# What the task requires
Sort through the entries below and pull out lines containing the word "content".

# Records to process
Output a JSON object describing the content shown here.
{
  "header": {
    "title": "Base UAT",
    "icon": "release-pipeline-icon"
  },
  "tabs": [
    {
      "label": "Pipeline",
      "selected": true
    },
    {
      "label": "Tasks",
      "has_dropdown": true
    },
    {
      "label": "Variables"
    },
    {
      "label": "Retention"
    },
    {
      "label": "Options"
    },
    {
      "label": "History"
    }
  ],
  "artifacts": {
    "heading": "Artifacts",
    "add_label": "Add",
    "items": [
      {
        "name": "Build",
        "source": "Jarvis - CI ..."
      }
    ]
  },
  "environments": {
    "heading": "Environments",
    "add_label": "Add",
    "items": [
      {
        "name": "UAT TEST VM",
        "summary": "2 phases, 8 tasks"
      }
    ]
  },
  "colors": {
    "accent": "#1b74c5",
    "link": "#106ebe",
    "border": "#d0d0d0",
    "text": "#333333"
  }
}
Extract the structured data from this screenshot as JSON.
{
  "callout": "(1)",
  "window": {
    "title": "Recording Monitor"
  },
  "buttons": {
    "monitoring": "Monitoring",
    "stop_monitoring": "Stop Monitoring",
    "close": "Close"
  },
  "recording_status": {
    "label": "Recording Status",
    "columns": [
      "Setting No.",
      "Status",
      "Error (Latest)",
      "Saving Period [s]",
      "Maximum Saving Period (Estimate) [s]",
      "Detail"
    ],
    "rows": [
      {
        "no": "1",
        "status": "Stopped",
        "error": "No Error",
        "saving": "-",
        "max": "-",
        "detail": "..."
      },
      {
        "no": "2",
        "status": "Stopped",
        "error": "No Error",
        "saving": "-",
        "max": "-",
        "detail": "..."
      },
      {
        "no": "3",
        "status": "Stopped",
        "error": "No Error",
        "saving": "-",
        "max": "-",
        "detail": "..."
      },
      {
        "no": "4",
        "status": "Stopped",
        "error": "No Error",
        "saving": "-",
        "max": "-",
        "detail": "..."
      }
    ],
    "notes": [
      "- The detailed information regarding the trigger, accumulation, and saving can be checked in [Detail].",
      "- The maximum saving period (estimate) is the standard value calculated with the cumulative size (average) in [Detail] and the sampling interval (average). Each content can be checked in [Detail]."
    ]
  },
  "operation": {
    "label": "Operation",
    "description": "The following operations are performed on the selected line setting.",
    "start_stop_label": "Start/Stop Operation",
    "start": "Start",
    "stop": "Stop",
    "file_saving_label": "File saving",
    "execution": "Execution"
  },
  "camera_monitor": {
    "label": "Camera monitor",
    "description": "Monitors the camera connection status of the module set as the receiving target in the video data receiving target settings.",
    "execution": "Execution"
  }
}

# Written solution
Output a JSON object describing the content shown here.
      "- The maximum saving period (estimate) is the standard value calculated with the cumulative size (average) in [Detail] and the sampling interval (average). Each content can be checked in [Detail]."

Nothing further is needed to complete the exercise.